> EXERCISE AIM:
Each line containing the word "DATE" must be collected.

> PROVIDED RECORDS:
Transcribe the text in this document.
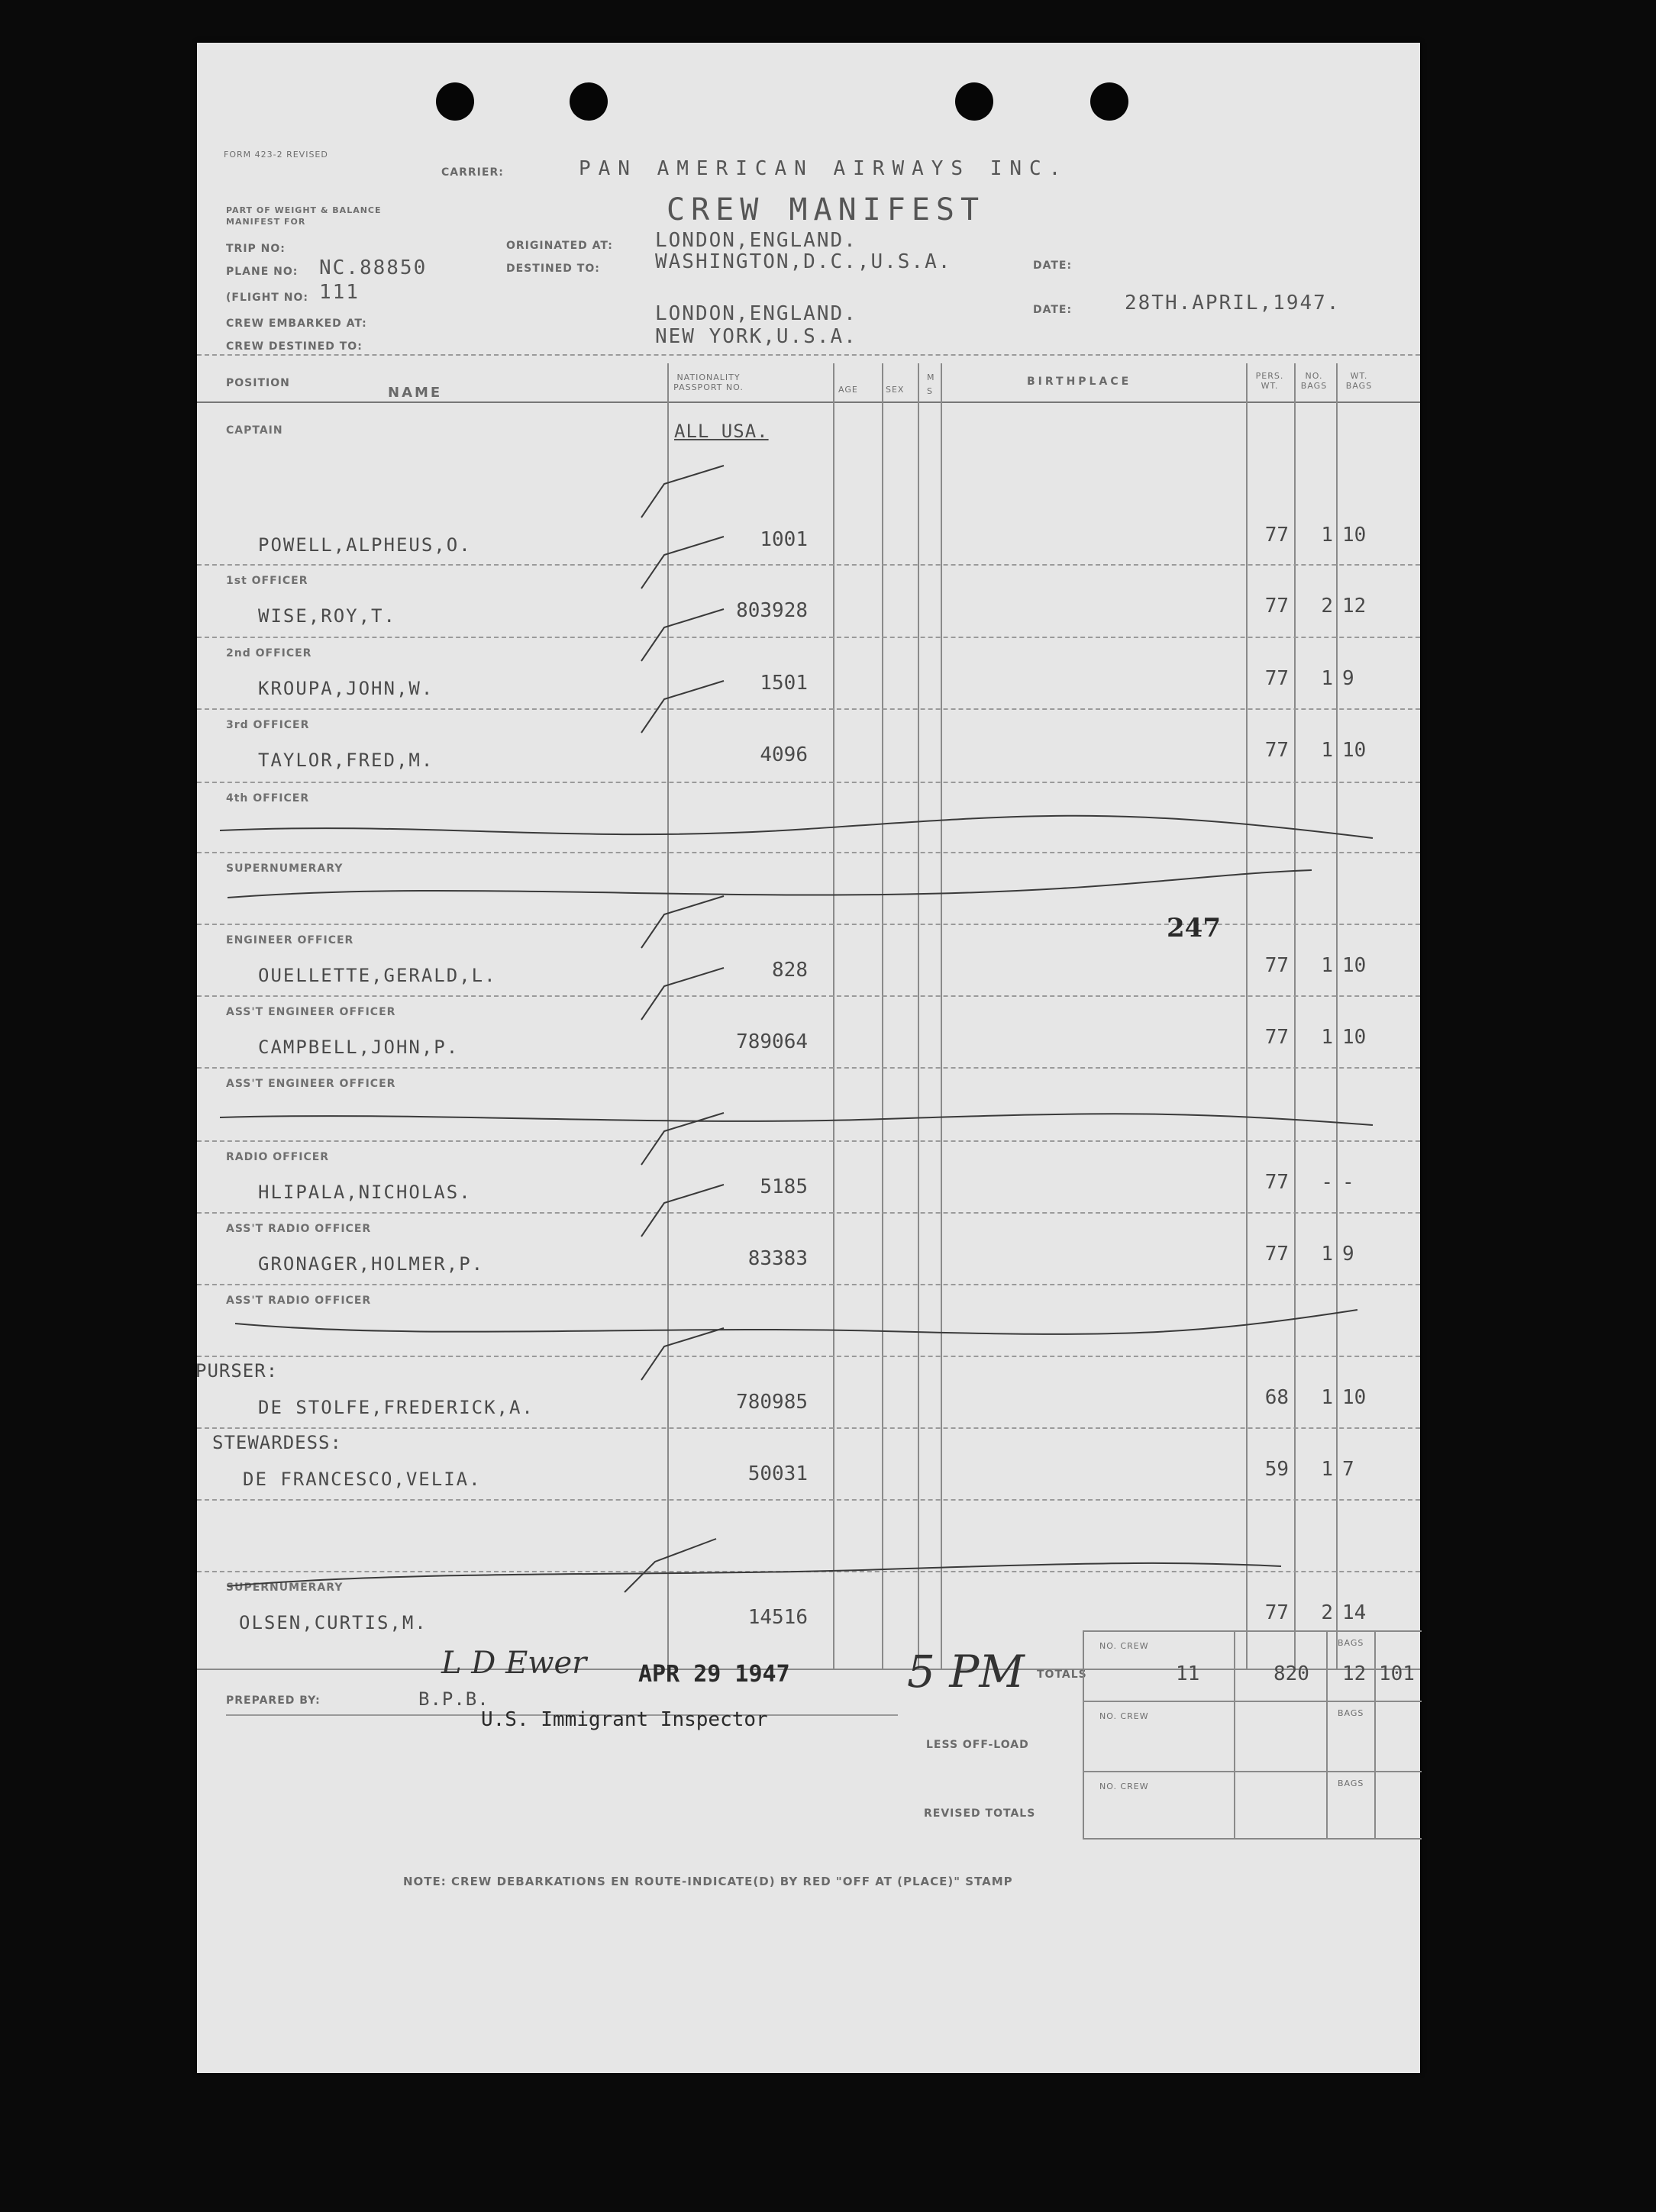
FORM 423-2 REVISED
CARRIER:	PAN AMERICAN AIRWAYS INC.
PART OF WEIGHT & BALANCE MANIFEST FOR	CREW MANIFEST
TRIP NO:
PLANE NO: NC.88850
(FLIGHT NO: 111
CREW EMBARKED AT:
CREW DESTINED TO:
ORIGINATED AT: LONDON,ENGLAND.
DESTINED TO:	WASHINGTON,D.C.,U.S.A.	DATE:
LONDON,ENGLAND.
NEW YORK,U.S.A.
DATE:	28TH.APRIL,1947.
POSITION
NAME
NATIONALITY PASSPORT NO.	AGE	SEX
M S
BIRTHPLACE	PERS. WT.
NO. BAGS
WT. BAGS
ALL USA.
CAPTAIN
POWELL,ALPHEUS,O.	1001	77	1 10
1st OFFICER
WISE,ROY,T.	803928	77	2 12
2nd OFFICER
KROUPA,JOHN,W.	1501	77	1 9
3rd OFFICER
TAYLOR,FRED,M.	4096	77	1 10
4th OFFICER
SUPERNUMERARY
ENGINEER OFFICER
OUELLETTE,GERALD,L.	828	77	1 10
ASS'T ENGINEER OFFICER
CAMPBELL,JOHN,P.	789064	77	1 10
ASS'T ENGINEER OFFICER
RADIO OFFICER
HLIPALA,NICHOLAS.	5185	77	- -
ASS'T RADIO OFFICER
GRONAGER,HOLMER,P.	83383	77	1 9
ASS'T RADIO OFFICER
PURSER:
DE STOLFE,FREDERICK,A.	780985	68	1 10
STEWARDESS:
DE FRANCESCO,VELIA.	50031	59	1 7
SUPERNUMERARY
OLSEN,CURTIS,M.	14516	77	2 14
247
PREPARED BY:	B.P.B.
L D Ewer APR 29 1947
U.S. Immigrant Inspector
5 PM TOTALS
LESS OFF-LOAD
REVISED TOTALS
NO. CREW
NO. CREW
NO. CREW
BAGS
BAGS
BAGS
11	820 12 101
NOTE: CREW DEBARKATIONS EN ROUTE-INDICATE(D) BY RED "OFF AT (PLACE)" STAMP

> THE RESULT:
DESTINED TO:	WASHINGTON,D.C.,U.S.A.	DATE:
DATE:	28TH.APRIL,1947.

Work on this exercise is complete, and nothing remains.